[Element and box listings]
#####

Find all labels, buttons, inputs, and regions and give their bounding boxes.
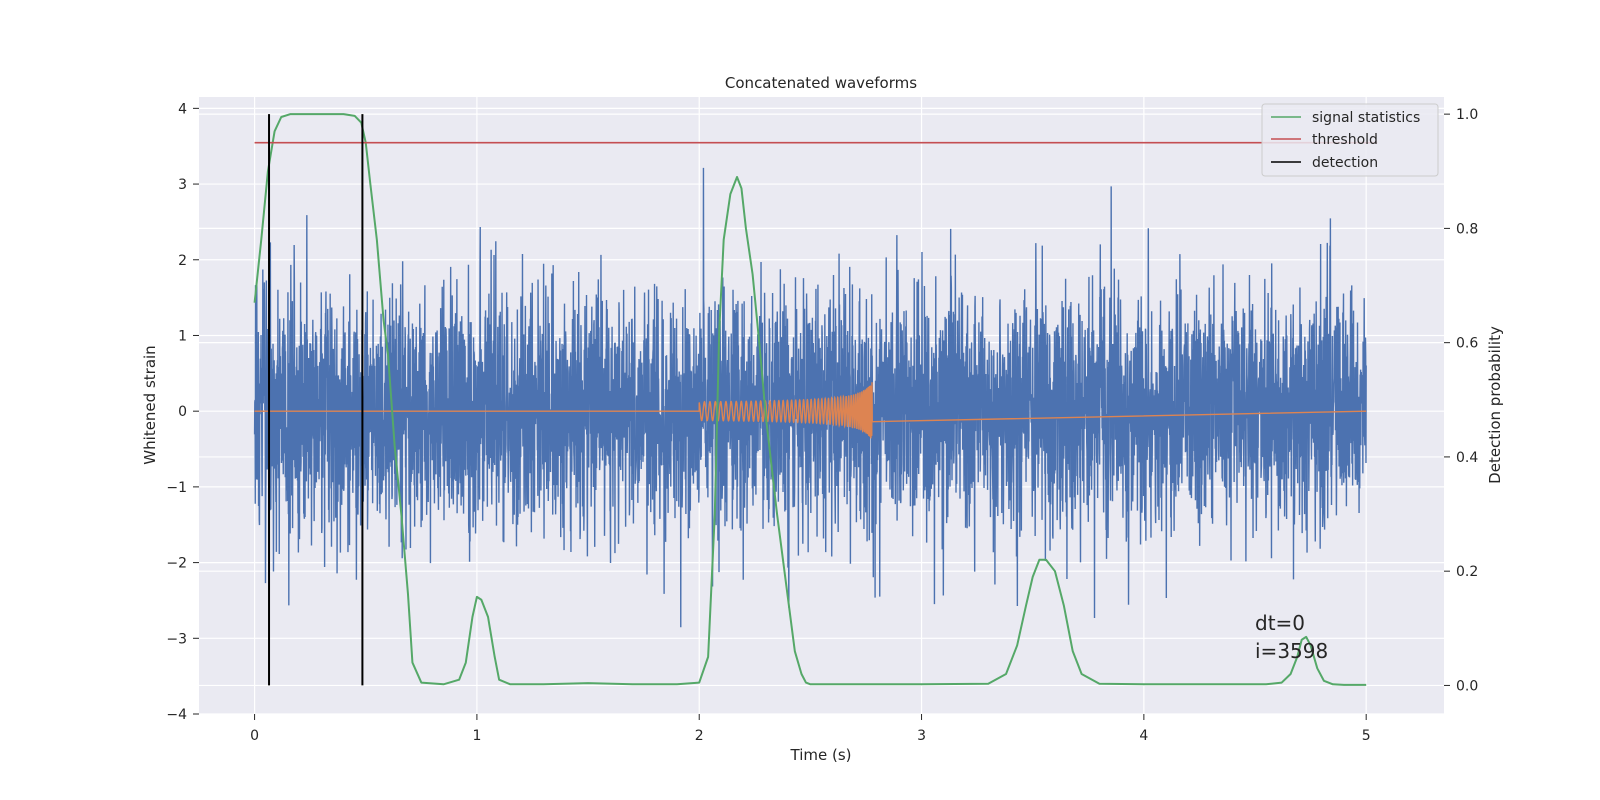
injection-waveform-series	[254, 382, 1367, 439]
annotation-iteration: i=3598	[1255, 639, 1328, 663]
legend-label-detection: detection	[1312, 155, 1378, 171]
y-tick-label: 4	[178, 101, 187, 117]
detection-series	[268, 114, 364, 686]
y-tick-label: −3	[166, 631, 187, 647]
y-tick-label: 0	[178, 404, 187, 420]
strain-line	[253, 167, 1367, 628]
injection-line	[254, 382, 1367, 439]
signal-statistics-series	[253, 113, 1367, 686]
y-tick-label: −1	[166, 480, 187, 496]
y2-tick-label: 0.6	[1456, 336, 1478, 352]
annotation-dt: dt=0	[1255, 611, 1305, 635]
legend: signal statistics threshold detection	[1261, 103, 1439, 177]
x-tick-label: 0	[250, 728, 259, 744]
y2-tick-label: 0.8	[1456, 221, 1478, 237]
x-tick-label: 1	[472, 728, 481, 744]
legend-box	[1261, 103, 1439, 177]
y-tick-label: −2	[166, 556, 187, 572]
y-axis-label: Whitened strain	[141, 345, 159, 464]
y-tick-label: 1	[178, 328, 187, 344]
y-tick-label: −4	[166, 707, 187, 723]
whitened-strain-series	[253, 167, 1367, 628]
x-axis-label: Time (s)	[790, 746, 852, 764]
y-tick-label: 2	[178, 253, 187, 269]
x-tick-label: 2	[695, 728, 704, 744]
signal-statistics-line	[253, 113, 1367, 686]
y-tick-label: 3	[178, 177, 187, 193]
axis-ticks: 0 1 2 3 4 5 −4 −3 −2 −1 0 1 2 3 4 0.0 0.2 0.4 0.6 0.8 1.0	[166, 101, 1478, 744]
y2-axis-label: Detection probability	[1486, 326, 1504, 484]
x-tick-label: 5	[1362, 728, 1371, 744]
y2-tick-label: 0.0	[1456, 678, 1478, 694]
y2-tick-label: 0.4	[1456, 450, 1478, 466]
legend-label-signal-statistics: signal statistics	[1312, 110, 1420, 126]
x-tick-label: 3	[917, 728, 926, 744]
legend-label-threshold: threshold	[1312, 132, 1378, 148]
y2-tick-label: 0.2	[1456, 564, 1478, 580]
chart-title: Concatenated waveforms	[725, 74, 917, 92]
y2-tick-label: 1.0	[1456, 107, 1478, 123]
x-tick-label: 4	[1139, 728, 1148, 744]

#####

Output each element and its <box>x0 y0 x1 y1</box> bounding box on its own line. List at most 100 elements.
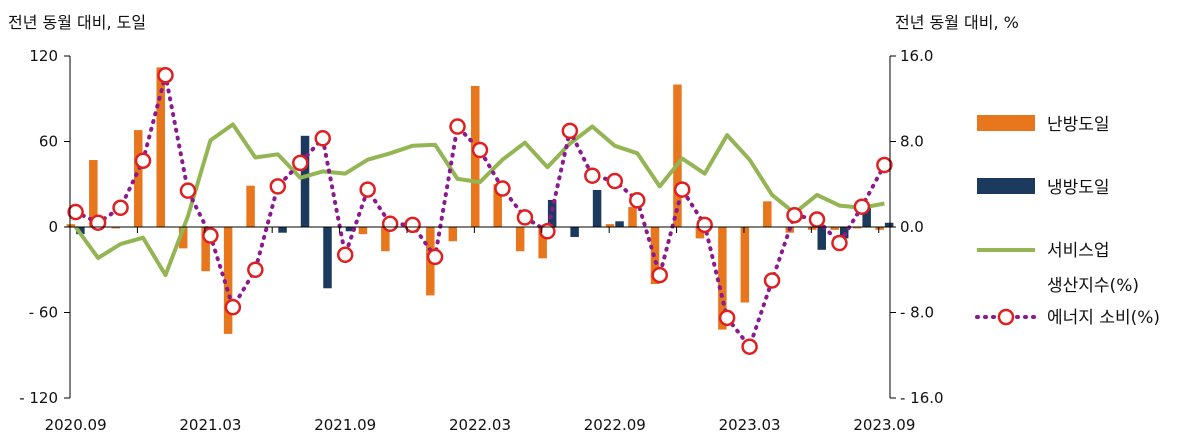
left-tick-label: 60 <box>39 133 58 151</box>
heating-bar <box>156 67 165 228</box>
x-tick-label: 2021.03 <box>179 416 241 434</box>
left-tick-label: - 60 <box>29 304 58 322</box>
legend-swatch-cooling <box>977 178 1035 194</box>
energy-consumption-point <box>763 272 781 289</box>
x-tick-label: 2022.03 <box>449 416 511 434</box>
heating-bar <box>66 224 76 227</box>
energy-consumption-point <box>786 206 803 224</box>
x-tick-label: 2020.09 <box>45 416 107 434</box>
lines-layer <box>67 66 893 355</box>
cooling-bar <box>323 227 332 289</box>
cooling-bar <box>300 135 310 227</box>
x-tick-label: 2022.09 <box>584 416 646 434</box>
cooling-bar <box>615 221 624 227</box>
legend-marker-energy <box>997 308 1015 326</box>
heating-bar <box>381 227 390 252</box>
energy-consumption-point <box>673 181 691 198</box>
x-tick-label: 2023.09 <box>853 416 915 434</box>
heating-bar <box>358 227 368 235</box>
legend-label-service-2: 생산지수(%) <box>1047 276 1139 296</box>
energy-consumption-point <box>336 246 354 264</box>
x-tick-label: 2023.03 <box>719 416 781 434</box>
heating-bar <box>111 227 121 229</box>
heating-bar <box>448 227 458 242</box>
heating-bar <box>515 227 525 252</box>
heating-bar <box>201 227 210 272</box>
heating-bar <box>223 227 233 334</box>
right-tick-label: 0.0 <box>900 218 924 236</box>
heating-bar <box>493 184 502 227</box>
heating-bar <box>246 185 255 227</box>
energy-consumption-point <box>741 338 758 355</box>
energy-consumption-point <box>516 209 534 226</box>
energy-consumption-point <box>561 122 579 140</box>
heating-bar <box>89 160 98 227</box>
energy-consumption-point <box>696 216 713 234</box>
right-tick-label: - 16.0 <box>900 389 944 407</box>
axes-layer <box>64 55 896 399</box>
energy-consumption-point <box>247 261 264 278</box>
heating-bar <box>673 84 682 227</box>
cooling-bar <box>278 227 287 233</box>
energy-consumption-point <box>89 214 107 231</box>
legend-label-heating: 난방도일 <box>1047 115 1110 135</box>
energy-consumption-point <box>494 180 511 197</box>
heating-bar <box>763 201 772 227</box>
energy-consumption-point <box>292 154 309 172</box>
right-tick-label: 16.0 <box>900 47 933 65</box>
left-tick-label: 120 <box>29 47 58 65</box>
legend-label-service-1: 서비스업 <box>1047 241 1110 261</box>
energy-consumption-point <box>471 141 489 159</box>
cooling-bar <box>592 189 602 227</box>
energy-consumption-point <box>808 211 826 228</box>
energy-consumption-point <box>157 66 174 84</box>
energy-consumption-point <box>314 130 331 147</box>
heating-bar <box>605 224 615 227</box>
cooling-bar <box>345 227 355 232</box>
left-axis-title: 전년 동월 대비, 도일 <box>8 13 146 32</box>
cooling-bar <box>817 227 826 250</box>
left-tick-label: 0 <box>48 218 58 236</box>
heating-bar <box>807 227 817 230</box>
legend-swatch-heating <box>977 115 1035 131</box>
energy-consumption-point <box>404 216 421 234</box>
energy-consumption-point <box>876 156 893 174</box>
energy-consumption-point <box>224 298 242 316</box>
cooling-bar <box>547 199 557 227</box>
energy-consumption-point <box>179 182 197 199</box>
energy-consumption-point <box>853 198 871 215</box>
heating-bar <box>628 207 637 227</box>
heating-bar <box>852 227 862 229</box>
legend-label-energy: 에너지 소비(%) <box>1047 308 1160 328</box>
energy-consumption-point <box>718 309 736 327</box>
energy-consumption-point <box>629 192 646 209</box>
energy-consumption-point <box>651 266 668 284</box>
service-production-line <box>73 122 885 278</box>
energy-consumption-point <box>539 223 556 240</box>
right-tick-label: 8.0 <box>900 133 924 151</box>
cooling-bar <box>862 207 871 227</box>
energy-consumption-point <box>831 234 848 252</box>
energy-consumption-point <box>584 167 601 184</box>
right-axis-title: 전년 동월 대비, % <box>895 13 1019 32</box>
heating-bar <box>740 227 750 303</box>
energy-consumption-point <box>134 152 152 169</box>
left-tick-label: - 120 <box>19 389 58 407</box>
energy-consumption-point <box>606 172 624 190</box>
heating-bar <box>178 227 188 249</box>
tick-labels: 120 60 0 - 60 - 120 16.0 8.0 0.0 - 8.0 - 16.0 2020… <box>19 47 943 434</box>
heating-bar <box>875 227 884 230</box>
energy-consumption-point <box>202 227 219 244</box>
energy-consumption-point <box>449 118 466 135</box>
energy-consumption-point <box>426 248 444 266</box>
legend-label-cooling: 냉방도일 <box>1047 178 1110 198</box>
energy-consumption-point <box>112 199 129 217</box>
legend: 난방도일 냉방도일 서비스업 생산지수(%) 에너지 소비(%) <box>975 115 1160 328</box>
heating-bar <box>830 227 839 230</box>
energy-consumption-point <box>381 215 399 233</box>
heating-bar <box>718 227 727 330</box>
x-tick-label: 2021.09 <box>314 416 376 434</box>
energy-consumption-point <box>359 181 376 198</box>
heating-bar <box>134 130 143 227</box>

#####

— Requirement —
Reproduce the lines from the one containing "left-tick-label: 60 <box>39 133 58 151</box>" up to and including the one containing "heating-bar <box>381 227 390 252</box>", swapping every "cooling-bar" for "cooling-column" and leaving everything else unchanged.

— Correct output —
left-tick-label: 60 <box>39 133 58 151</box>
heating-bar <box>156 67 165 228</box>
x-tick-label: 2021.03 <box>179 416 241 434</box>
left-tick-label: - 60 <box>29 304 58 322</box>
legend-swatch-cooling <box>977 178 1035 194</box>
energy-consumption-point <box>763 272 781 289</box>
x-tick-label: 2022.03 <box>449 416 511 434</box>
heating-bar <box>66 224 76 227</box>
energy-consumption-point <box>786 206 803 224</box>
x-tick-label: 2020.09 <box>45 416 107 434</box>
lines-layer <box>67 66 893 355</box>
cooling-column <box>323 227 332 289</box>
cooling-column <box>300 135 310 227</box>
x-tick-label: 2022.09 <box>584 416 646 434</box>
cooling-column <box>615 221 624 227</box>
legend-marker-energy <box>997 308 1015 326</box>
heating-bar <box>381 227 390 252</box>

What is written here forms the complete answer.